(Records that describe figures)
# # # #

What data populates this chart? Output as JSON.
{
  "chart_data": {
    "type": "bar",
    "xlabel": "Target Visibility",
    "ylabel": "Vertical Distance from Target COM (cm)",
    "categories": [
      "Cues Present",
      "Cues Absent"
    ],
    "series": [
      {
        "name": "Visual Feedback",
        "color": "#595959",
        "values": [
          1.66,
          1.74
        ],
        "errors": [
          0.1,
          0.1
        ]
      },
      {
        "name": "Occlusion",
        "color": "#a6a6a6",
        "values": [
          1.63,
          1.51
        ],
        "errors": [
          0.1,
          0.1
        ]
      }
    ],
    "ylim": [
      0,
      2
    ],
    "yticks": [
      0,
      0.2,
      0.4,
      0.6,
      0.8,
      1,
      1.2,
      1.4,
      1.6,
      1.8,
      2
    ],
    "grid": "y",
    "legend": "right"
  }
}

# # # #

Work required: From the first line to the last, please quote the material above exactly.

Output:
What data populates this chart? Output as JSON.
{
  "chart_data": {
    "type": "bar",
    "xlabel": "Target Visibility",
    "ylabel": "Vertical Distance from Target COM (cm)",
    "categories": [
      "Cues Present",
      "Cues Absent"
    ],
    "series": [
      {
        "name": "Visual Feedback",
        "color": "#595959",
        "values": [
          1.66,
          1.74
        ],
        "errors": [
          0.1,
          0.1
        ]
      },
      {
        "name": "Occlusion",
        "color": "#a6a6a6",
        "values": [
          1.63,
          1.51
        ],
        "errors": [
          0.1,
          0.1
        ]
      }
    ],
    "ylim": [
      0,
      2
    ],
    "yticks": [
      0,
      0.2,
      0.4,
      0.6,
      0.8,
      1,
      1.2,
      1.4,
      1.6,
      1.8,
      2
    ],
    "grid": "y",
    "legend": "right"
  }
}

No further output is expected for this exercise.